:: RECORD EXCERPTS ::
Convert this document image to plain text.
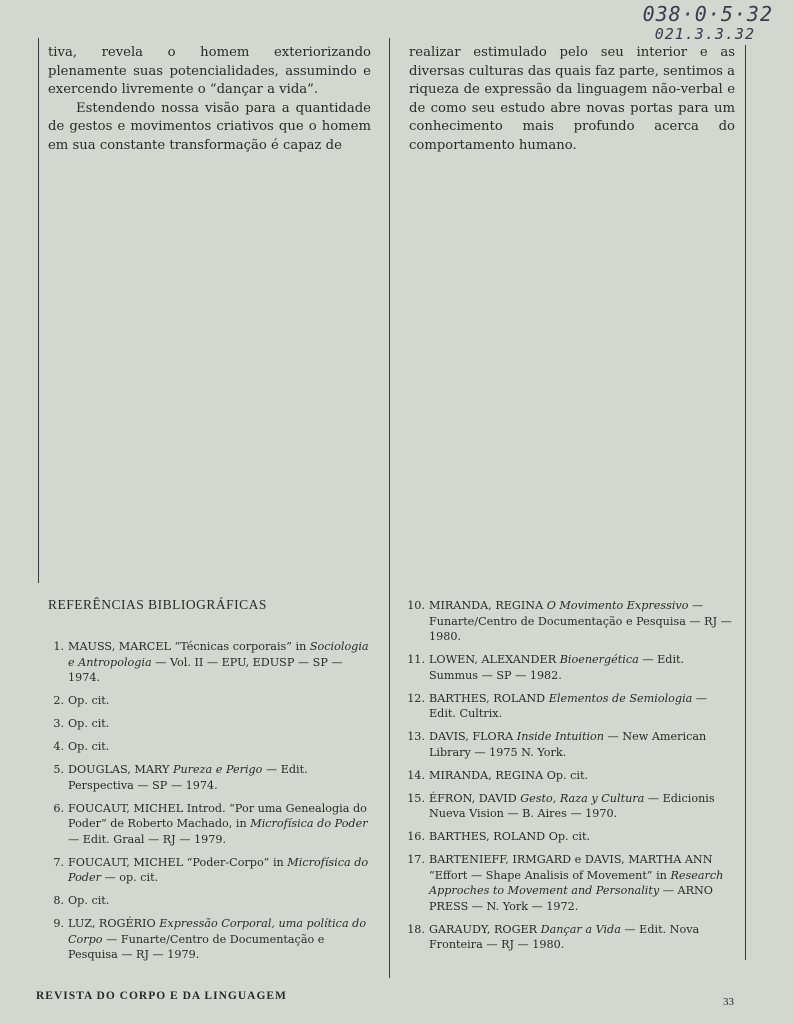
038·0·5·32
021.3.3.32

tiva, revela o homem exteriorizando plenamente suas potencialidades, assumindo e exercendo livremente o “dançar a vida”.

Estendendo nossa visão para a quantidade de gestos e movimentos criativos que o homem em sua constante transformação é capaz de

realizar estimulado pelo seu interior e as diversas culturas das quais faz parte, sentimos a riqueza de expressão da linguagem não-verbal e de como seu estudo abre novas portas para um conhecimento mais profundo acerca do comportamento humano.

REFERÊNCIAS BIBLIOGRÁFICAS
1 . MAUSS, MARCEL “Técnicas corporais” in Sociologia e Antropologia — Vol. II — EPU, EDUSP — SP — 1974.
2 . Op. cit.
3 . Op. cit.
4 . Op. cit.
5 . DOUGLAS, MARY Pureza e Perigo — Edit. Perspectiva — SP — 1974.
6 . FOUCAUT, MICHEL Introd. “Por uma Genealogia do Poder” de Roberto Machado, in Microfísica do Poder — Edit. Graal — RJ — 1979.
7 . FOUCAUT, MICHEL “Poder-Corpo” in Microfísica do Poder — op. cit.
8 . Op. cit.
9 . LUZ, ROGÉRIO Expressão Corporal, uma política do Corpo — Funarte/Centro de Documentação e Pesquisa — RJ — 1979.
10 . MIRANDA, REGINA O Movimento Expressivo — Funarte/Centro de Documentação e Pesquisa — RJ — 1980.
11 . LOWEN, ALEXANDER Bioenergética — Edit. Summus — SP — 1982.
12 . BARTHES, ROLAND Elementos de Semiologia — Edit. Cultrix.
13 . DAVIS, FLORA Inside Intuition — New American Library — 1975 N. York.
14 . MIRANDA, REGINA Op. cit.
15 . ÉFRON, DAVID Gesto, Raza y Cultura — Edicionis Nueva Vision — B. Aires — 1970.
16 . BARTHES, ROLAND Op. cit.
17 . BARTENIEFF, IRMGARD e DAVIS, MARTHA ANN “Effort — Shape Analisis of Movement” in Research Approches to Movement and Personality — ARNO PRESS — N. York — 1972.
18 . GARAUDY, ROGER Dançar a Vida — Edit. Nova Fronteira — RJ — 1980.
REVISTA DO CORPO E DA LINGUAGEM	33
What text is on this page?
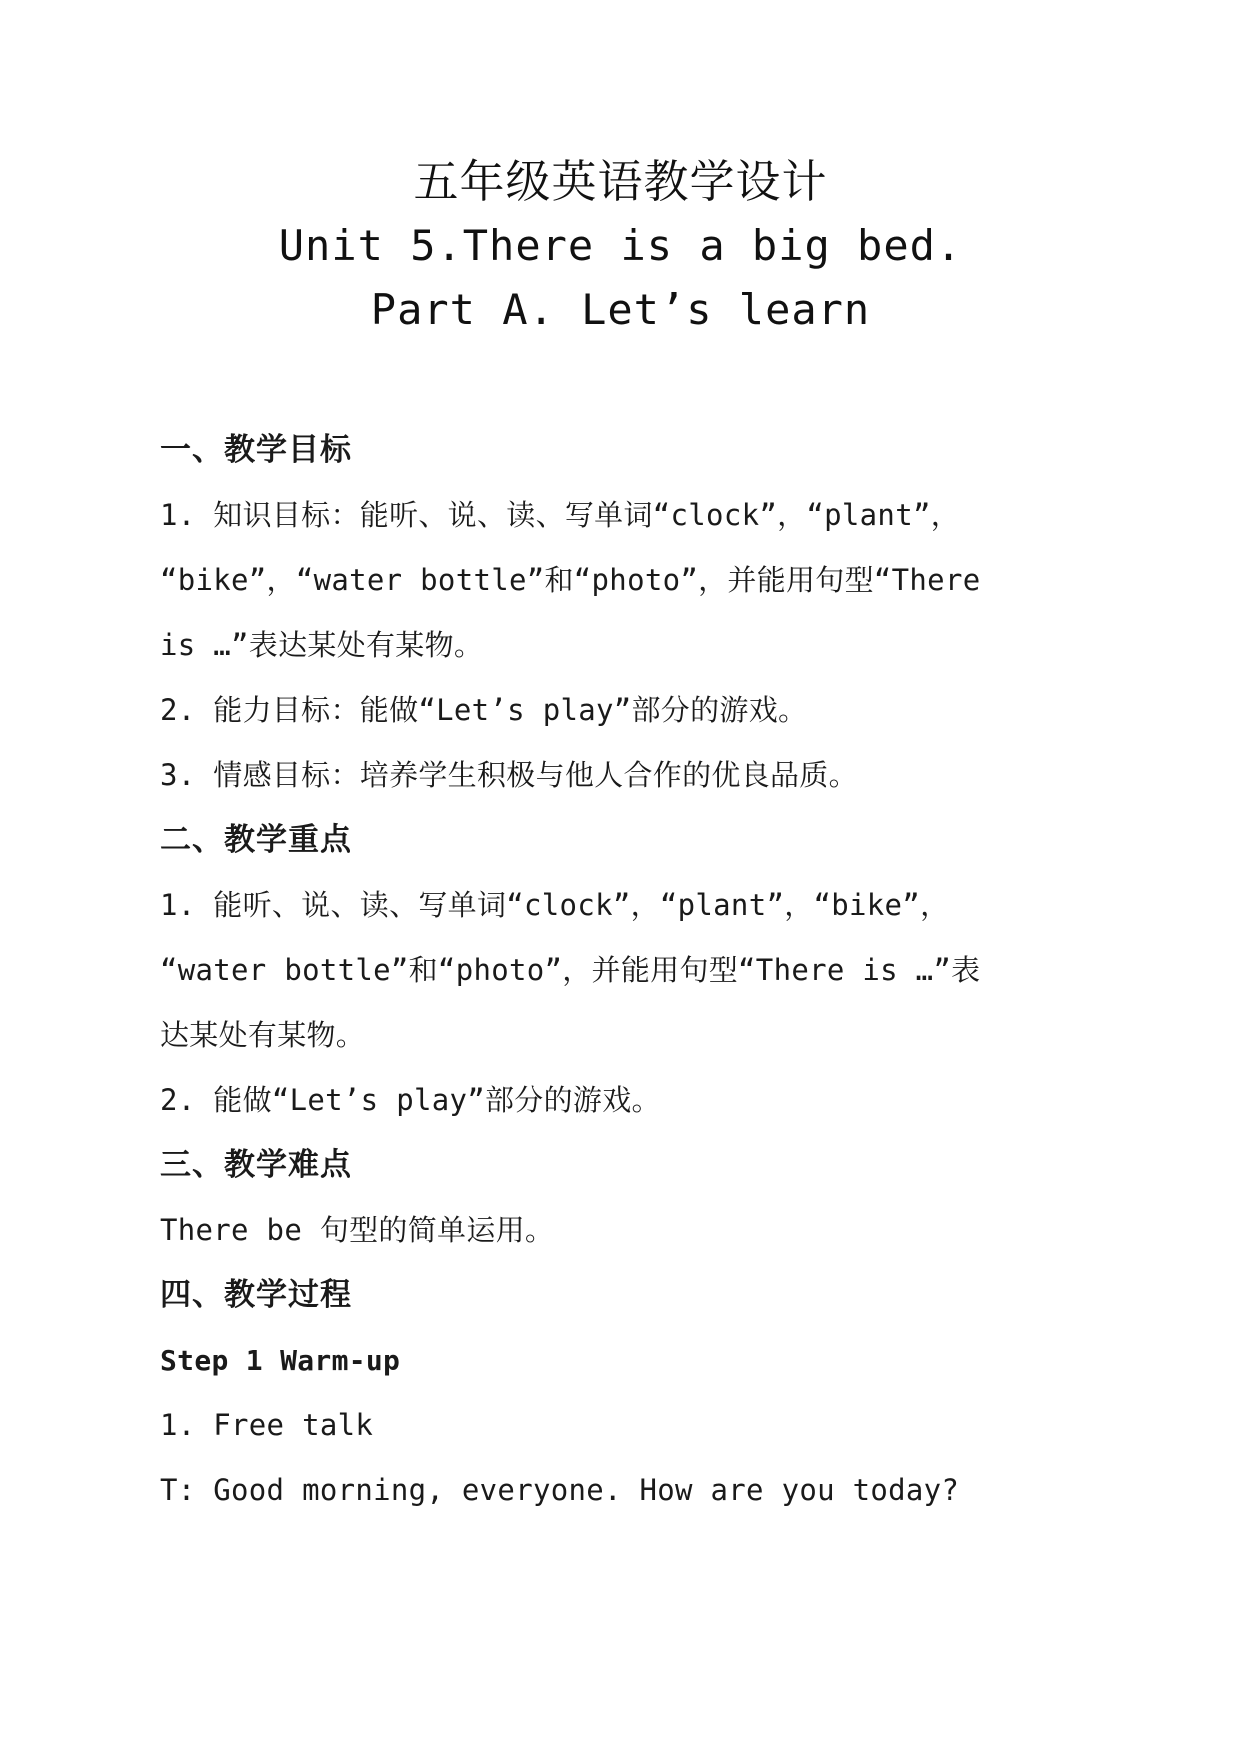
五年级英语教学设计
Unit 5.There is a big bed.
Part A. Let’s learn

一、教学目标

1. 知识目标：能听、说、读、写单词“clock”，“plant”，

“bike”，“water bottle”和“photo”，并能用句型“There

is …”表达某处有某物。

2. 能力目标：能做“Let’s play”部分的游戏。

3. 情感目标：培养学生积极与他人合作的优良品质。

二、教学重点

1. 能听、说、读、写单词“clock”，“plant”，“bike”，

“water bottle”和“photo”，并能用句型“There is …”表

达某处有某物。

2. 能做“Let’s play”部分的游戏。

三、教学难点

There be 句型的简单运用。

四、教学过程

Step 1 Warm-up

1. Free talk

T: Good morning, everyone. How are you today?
:::
:: RECORD EXCERPTS ::
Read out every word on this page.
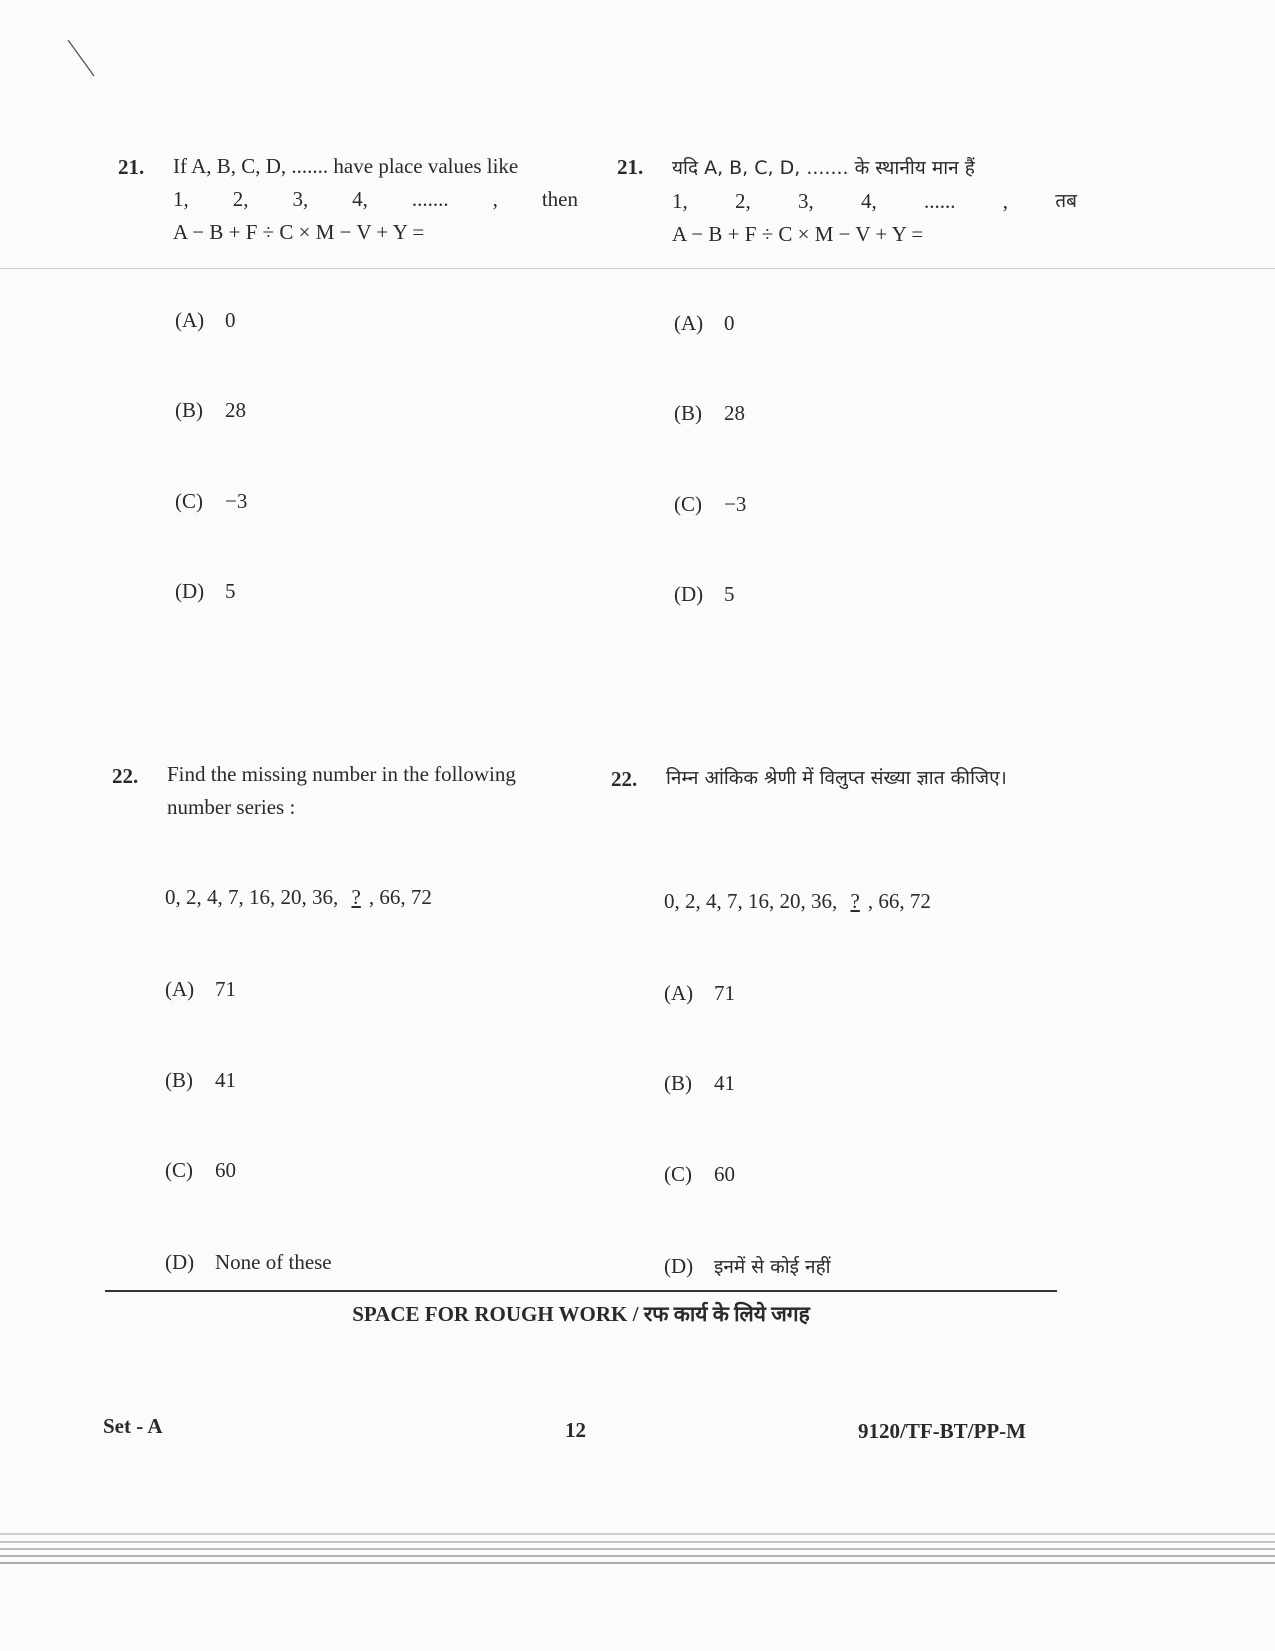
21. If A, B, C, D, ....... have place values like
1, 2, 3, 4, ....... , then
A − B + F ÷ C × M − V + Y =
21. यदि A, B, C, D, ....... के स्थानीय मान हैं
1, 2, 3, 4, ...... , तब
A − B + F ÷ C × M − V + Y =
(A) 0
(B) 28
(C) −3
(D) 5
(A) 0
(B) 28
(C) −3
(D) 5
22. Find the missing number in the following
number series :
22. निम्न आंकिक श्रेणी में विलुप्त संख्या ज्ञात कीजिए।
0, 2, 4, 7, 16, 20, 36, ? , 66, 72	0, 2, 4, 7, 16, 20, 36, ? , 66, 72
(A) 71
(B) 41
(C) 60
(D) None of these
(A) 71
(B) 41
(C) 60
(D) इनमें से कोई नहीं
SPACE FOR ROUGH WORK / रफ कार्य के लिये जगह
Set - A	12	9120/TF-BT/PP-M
:::
→ **EXERCISE GOAL**: In the listing above, how many lines include the word "REGINA"? Answer with the number and nothing more.

→ **OUTPUT FOR THIS EXERCISE**: 2